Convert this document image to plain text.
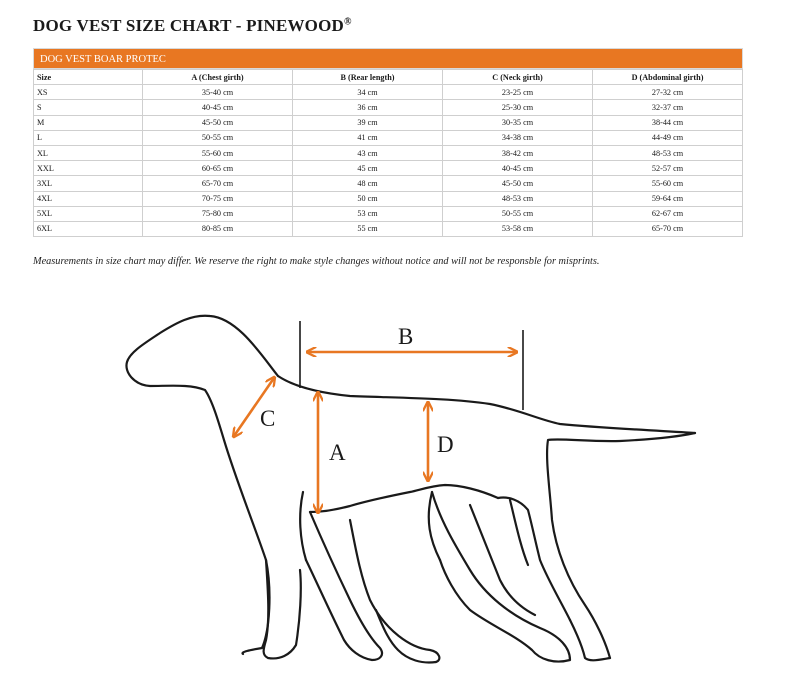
DOG VEST SIZE CHART - PINEWOOD®
DOG VEST BOAR PROTEC
Size	A (Chest girth)	B (Rear length)	C (Neck girth)	D (Abdominal girth)
XS	35-40 cm	34 cm	23-25 cm	27-32 cm
S	40-45 cm	36 cm	25-30 cm	32-37 cm
M	45-50 cm	39 cm	30-35 cm	38-44 cm
L	50-55 cm	41 cm	34-38 cm	44-49 cm
XL	55-60 cm	43 cm	38-42 cm	48-53 cm
XXL	60-65 cm	45 cm	40-45 cm	52-57 cm
3XL	65-70 cm	48 cm	45-50 cm	55-60 cm
4XL	70-75 cm	50 cm	48-53 cm	59-64 cm
5XL	75-80 cm	53 cm	50-55 cm	62-67 cm
6XL	80-85 cm	55 cm	53-58 cm	65-70 cm

Measurements in size chart may differ. We reserve the right to make style changes without notice and will not be responsble for misprints.

B
C
A	D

····················

**PROBLEM REQUIREMENTS:**
Pictures stay out of the copy; please restate every record above exactly.

**EXERCISE SOLUTION:**
Convert this document image to plain text.
DOG VEST SIZE CHART - PINEWOOD®
DOG VEST BOAR PROTEC
Size	A (Chest girth)	B (Rear length)	C (Neck girth)	D (Abdominal girth)
XS	35-40 cm	34 cm	23-25 cm	27-32 cm
S	40-45 cm	36 cm	25-30 cm	32-37 cm
M	45-50 cm	39 cm	30-35 cm	38-44 cm
L	50-55 cm	41 cm	34-38 cm	44-49 cm
XL	55-60 cm	43 cm	38-42 cm	48-53 cm
XXL	60-65 cm	45 cm	40-45 cm	52-57 cm
3XL	65-70 cm	48 cm	45-50 cm	55-60 cm
4XL	70-75 cm	50 cm	48-53 cm	59-64 cm
5XL	75-80 cm	53 cm	50-55 cm	62-67 cm
6XL	80-85 cm	55 cm	53-58 cm	65-70 cm

Measurements in size chart may differ. We reserve the right to make style changes without notice and will not be responsble for misprints.

B
C
A	D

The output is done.